-- TASK REQUIREMENTS --
Lines that hold the word "comparison" should be located and copied.

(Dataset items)
- - - -

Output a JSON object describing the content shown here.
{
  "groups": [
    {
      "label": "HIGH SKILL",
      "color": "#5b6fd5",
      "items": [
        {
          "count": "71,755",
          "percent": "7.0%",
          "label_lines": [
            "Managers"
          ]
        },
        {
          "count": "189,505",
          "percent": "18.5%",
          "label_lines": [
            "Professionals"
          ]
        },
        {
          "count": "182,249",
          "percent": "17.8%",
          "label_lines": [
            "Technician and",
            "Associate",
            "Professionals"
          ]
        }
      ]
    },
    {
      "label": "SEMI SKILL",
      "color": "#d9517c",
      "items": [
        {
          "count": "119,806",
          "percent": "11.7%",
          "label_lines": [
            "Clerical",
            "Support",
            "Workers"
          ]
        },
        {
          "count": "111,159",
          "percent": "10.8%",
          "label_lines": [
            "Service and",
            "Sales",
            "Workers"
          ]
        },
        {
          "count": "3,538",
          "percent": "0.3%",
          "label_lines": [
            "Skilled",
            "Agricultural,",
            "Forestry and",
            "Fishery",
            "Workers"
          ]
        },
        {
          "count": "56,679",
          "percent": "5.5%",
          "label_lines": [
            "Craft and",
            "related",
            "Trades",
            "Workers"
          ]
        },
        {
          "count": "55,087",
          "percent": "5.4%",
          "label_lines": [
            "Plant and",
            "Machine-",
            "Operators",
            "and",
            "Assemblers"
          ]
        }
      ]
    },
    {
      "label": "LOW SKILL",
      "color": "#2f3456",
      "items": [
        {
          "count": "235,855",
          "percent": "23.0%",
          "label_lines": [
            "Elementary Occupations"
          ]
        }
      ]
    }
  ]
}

- - - -

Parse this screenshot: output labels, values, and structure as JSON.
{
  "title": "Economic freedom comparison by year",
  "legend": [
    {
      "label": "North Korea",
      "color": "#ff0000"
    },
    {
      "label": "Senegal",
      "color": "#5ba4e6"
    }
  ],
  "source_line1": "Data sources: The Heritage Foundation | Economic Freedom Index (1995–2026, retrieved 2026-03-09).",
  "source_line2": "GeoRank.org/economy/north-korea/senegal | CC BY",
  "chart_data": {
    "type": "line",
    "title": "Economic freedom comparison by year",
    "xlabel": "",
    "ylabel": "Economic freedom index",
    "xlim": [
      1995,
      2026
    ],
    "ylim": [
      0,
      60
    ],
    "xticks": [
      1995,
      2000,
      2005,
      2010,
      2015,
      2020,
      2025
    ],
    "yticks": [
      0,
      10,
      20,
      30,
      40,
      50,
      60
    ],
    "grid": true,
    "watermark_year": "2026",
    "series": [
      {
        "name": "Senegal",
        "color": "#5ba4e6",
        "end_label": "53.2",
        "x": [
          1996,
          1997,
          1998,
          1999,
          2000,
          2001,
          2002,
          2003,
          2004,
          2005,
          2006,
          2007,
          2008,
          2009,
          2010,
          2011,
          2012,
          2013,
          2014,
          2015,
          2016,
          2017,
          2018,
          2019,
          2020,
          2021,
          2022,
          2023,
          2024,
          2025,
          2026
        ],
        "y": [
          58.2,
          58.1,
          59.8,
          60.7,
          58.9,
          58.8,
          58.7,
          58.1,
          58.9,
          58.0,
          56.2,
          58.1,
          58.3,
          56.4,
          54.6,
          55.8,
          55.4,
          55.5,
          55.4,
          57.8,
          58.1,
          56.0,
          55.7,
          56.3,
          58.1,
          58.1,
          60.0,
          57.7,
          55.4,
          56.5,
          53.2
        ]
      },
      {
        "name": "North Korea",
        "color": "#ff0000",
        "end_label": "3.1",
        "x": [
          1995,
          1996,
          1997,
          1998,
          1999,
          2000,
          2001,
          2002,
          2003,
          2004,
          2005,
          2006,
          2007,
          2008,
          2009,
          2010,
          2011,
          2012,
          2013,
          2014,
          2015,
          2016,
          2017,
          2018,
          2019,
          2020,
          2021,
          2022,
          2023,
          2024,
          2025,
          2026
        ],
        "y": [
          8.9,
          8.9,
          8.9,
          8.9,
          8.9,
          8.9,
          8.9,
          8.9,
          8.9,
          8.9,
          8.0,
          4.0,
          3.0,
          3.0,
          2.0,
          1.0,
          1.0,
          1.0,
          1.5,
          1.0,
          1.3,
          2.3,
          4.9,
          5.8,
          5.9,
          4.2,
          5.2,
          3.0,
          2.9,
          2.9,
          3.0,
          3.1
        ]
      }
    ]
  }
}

- - - -

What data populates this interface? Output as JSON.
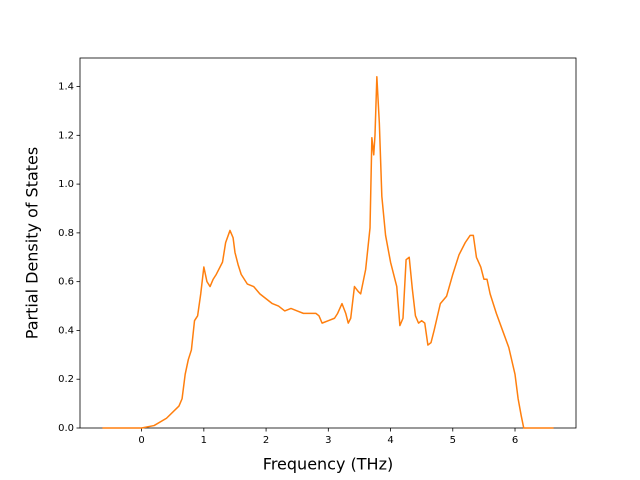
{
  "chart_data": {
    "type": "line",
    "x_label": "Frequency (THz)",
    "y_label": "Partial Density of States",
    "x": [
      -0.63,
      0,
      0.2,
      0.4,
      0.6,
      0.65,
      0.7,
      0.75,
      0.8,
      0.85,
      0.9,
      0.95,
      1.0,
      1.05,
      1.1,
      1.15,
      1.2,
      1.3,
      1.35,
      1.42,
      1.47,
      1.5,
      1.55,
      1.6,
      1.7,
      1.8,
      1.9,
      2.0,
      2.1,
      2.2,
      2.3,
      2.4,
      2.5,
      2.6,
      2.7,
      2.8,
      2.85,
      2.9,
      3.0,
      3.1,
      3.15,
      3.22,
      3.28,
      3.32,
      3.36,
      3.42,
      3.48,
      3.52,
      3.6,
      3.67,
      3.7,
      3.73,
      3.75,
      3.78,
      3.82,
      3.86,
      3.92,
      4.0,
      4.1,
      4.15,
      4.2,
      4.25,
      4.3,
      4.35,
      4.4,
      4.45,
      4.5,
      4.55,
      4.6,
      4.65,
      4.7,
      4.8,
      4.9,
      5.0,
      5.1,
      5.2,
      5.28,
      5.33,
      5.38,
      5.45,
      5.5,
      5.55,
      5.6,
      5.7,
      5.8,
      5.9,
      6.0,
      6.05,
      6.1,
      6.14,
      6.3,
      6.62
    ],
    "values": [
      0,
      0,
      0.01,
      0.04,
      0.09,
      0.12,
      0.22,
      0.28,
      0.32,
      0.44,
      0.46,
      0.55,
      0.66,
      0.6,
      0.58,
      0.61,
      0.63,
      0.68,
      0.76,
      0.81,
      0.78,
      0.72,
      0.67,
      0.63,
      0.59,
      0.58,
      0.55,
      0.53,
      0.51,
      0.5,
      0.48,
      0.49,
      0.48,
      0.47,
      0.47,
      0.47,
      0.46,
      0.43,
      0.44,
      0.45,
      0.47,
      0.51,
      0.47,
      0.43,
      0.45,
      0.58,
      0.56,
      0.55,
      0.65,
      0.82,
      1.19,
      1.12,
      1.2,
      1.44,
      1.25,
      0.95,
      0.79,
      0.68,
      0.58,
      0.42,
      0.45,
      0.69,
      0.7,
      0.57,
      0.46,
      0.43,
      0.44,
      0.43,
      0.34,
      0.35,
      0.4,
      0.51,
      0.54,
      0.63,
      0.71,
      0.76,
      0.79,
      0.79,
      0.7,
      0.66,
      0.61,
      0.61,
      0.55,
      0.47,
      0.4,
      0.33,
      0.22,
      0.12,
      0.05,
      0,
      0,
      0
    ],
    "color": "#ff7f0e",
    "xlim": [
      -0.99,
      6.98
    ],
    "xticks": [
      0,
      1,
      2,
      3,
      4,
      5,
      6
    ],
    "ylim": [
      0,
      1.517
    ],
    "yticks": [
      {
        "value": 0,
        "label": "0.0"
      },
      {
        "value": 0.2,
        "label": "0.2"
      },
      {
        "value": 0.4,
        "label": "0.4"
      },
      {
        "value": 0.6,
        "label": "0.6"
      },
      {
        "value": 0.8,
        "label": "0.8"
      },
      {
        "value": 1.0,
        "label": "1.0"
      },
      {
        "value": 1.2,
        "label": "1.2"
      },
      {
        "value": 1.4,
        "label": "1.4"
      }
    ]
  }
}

- - - -

-- EXERCISE RESPONSE --
  "title": "Economic freedom comparison by year",
    "title": "Economic freedom comparison by year",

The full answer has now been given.